List all the lines in these records that hold "marker".

### ENTRIES PROVIDED

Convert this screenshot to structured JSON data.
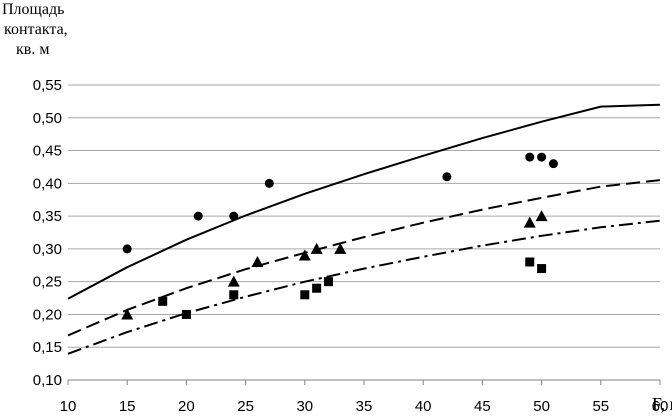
{
  "chart_data": {
    "type": "scatter",
    "title": "",
    "ylabel_lines": [
      "Площадь",
      "контакта,",
      "кв. м"
    ],
    "xlabel": "F, кН",
    "xlim": [
      10,
      60
    ],
    "ylim": [
      0.1,
      0.55
    ],
    "xticks": [
      "10",
      "15",
      "20",
      "25",
      "30",
      "35",
      "40",
      "45",
      "50",
      "55",
      "60"
    ],
    "yticks": [
      "0,10",
      "0,15",
      "0,20",
      "0,25",
      "0,30",
      "0,35",
      "0,40",
      "0,45",
      "0,50",
      "0,55"
    ],
    "grid": true,
    "series": [
      {
        "marker": "circle",
        "points": [
          [
            15,
            0.3
          ],
          [
            21,
            0.35
          ],
          [
            24,
            0.35
          ],
          [
            27,
            0.4
          ],
          [
            42,
            0.41
          ],
          [
            49,
            0.44
          ],
          [
            50,
            0.44
          ],
          [
            51,
            0.43
          ]
        ]
      },
      {
        "marker": "triangle",
        "points": [
          [
            15,
            0.2
          ],
          [
            24,
            0.25
          ],
          [
            26,
            0.28
          ],
          [
            30,
            0.29
          ],
          [
            31,
            0.3
          ],
          [
            33,
            0.3
          ],
          [
            49,
            0.34
          ],
          [
            50,
            0.35
          ]
        ]
      },
      {
        "marker": "square",
        "points": [
          [
            18,
            0.22
          ],
          [
            20,
            0.2
          ],
          [
            24,
            0.23
          ],
          [
            30,
            0.23
          ],
          [
            31,
            0.24
          ],
          [
            32,
            0.25
          ],
          [
            49,
            0.28
          ],
          [
            50,
            0.27
          ]
        ]
      }
    ],
    "trend_lines": [
      {
        "style": "solid",
        "points": [
          [
            10,
            0.224
          ],
          [
            15,
            0.272
          ],
          [
            20,
            0.314
          ],
          [
            25,
            0.351
          ],
          [
            30,
            0.384
          ],
          [
            35,
            0.414
          ],
          [
            40,
            0.442
          ],
          [
            45,
            0.469
          ],
          [
            50,
            0.494
          ],
          [
            55,
            0.517
          ],
          [
            60,
            0.52
          ]
        ]
      },
      {
        "style": "dashed",
        "points": [
          [
            10,
            0.168
          ],
          [
            15,
            0.207
          ],
          [
            20,
            0.24
          ],
          [
            25,
            0.269
          ],
          [
            30,
            0.294
          ],
          [
            35,
            0.318
          ],
          [
            40,
            0.34
          ],
          [
            45,
            0.36
          ],
          [
            50,
            0.378
          ],
          [
            55,
            0.395
          ],
          [
            60,
            0.405
          ]
        ]
      },
      {
        "style": "dashdot",
        "points": [
          [
            10,
            0.14
          ],
          [
            15,
            0.173
          ],
          [
            20,
            0.202
          ],
          [
            25,
            0.227
          ],
          [
            30,
            0.25
          ],
          [
            35,
            0.27
          ],
          [
            40,
            0.288
          ],
          [
            45,
            0.305
          ],
          [
            50,
            0.32
          ],
          [
            55,
            0.333
          ],
          [
            60,
            0.343
          ]
        ]
      }
    ]
  }
}
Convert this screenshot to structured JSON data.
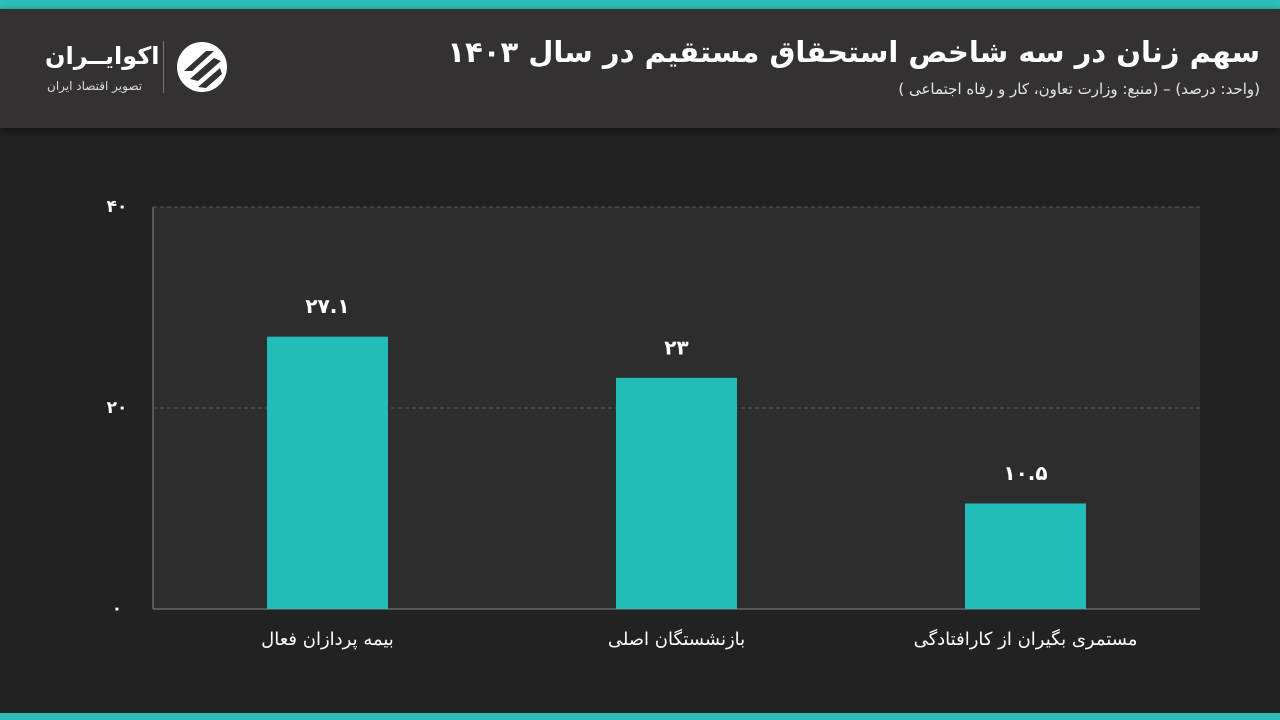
{
  "brand": {
    "name": "اکوایــران",
    "tagline": "تصویر اقتصاد ایران"
  },
  "chart_data": {
    "type": "bar",
    "title": "سهم زنان در سه شاخص استحقاق مستقیم در سال ۱۴۰۳",
    "subtitle": "(واحد: درصد) – (منبع: وزارت تعاون، کار و رفاه اجتماعی )",
    "categories": [
      "بیمه پردازان فعال",
      "بازنشستگان اصلی",
      "مستمری بگیران از کارافتادگی"
    ],
    "values": [
      27.1,
      23,
      10.5
    ],
    "value_labels": [
      "۲۷.۱",
      "۲۳",
      "۱۰.۵"
    ],
    "color": "#22bdb9",
    "ylim": [
      0,
      40
    ],
    "yticks": [
      {
        "value": 0,
        "label": "۰"
      },
      {
        "value": 20,
        "label": "۲۰"
      },
      {
        "value": 40,
        "label": "۴۰"
      }
    ],
    "grid": true
  }
}
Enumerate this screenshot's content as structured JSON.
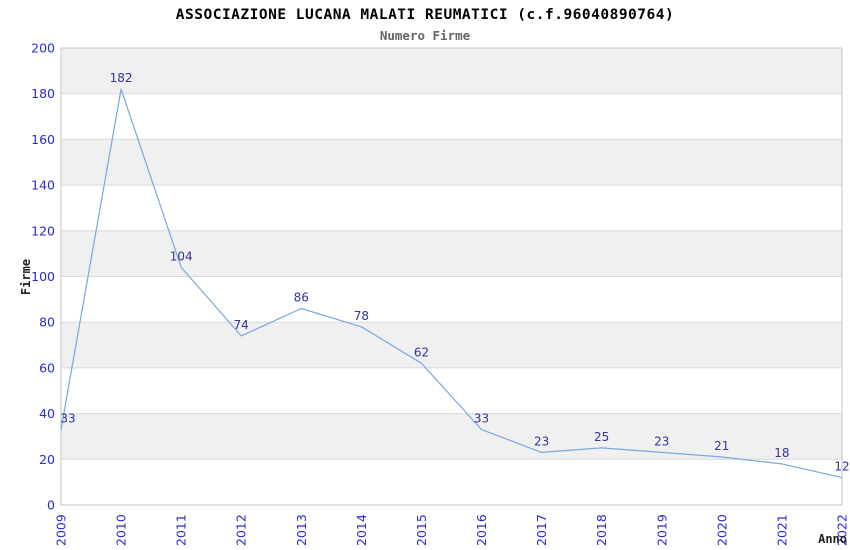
{
  "chart_data": {
    "type": "line",
    "title": "ASSOCIAZIONE LUCANA MALATI REUMATICI (c.f.96040890764)",
    "subtitle": "Numero Firme",
    "xlabel": "Anno",
    "ylabel": "Firme",
    "categories": [
      "2009",
      "2010",
      "2011",
      "2012",
      "2013",
      "2014",
      "2015",
      "2016",
      "2017",
      "2018",
      "2019",
      "2020",
      "2021",
      "2022"
    ],
    "series": [
      {
        "name": "Numero Firme",
        "values": [
          33,
          182,
          104,
          74,
          86,
          78,
          62,
          33,
          23,
          25,
          23,
          21,
          18,
          12
        ]
      }
    ],
    "data_labels_shown": true,
    "ylim": [
      0,
      200
    ],
    "ytick_step": 20,
    "grid": "horizontal-gridlines-with-alternating-bands",
    "legend_position": "none",
    "x_tick_rotation_degrees": 90,
    "colors": {
      "line": "#7aa7e0",
      "tick_label": "#2b2bd0",
      "data_label": "#333399",
      "band_fill": "#f0f0f0",
      "gridline": "#d9d9d9",
      "plot_border": "#c6c6c6",
      "title": "#000000",
      "subtitle": "#666666",
      "axis_label": "#222222",
      "background": "#ffffff"
    }
  }
}
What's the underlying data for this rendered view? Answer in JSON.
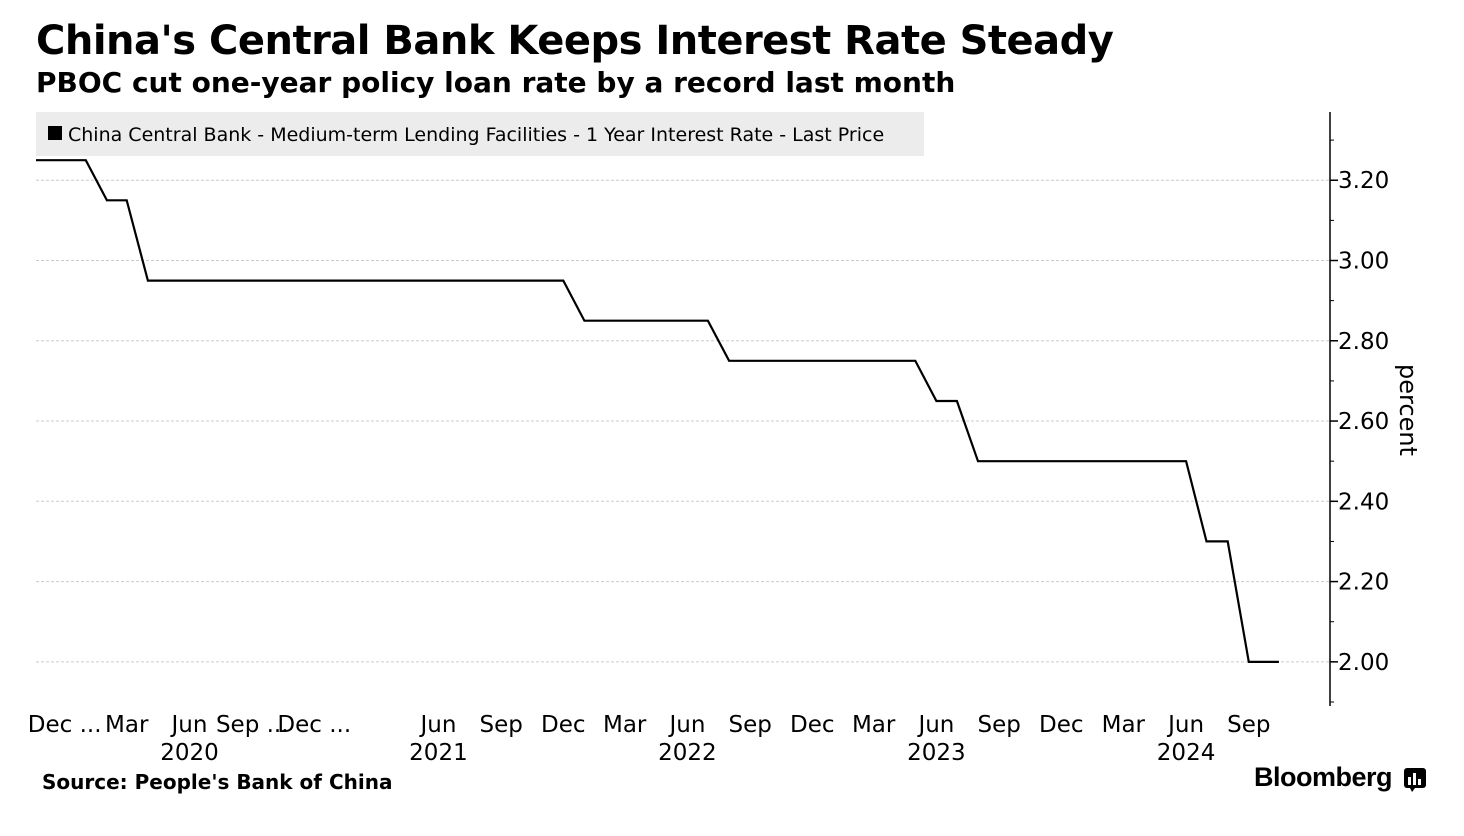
{
  "header": {
    "title": "China's Central Bank Keeps Interest Rate Steady",
    "subtitle": "PBOC cut one-year policy loan rate by a record last month"
  },
  "footer": {
    "source": "Source: People's Bank of China",
    "brand": "Bloomberg"
  },
  "colors": {
    "line": "#000000",
    "grid": "#cccccc",
    "legend_bg": "#ececec"
  },
  "chart_data": {
    "type": "line",
    "title": "China's Central Bank Keeps Interest Rate Steady",
    "subtitle": "PBOC cut one-year policy loan rate by a record last month",
    "legend": [
      "China Central Bank - Medium-term Lending Facilities - 1 Year Interest Rate - Last Price"
    ],
    "legend_position": "top-left",
    "ylabel": "percent",
    "y_axis_side": "right",
    "ylim": [
      1.89,
      3.37
    ],
    "yticks": [
      2.0,
      2.2,
      2.4,
      2.6,
      2.8,
      3.0,
      3.2
    ],
    "ytick_labels": [
      "2.00",
      "2.20",
      "2.40",
      "2.60",
      "2.80",
      "3.00",
      "3.20"
    ],
    "grid": true,
    "xlim": [
      "2019-10-20",
      "2024-11-15"
    ],
    "x_ticks": [
      {
        "date": "2019-12-01",
        "label": "Dec ..."
      },
      {
        "date": "2020-03-01",
        "label": "Mar"
      },
      {
        "date": "2020-06-01",
        "label": "Jun"
      },
      {
        "date": "2020-09-01",
        "label": "Sep ..."
      },
      {
        "date": "2020-12-01",
        "label": "Dec ..."
      },
      {
        "date": "2021-06-01",
        "label": "Jun"
      },
      {
        "date": "2021-09-01",
        "label": "Sep"
      },
      {
        "date": "2021-12-01",
        "label": "Dec"
      },
      {
        "date": "2022-03-01",
        "label": "Mar"
      },
      {
        "date": "2022-06-01",
        "label": "Jun"
      },
      {
        "date": "2022-09-01",
        "label": "Sep"
      },
      {
        "date": "2022-12-01",
        "label": "Dec"
      },
      {
        "date": "2023-03-01",
        "label": "Mar"
      },
      {
        "date": "2023-06-01",
        "label": "Jun"
      },
      {
        "date": "2023-09-01",
        "label": "Sep"
      },
      {
        "date": "2023-12-01",
        "label": "Dec"
      },
      {
        "date": "2024-03-01",
        "label": "Mar"
      },
      {
        "date": "2024-06-01",
        "label": "Jun"
      },
      {
        "date": "2024-09-01",
        "label": "Sep"
      }
    ],
    "year_labels": [
      {
        "date": "2020-06-01",
        "label": "2020"
      },
      {
        "date": "2021-06-01",
        "label": "2021"
      },
      {
        "date": "2022-06-01",
        "label": "2022"
      },
      {
        "date": "2023-06-01",
        "label": "2023"
      },
      {
        "date": "2024-06-01",
        "label": "2024"
      }
    ],
    "series": [
      {
        "name": "China Central Bank - Medium-term Lending Facilities - 1 Year Interest Rate - Last Price",
        "x": [
          "2019-10-20",
          "2020-01-01",
          "2020-02-01",
          "2020-03-01",
          "2020-04-01",
          "2021-12-01",
          "2022-01-01",
          "2022-07-01",
          "2022-08-01",
          "2023-05-01",
          "2023-06-01",
          "2023-07-01",
          "2023-08-01",
          "2024-06-01",
          "2024-07-01",
          "2024-08-01",
          "2024-09-01",
          "2024-10-15"
        ],
        "values": [
          3.25,
          3.25,
          3.15,
          3.15,
          2.95,
          2.95,
          2.85,
          2.85,
          2.75,
          2.75,
          2.65,
          2.65,
          2.5,
          2.5,
          2.3,
          2.3,
          2.0,
          2.0
        ]
      }
    ]
  }
}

######

▶ [ANSWER FOR THIS EXERCISE]:
        "marker": "circle",
        "marker": "triangle",
        "marker": "square",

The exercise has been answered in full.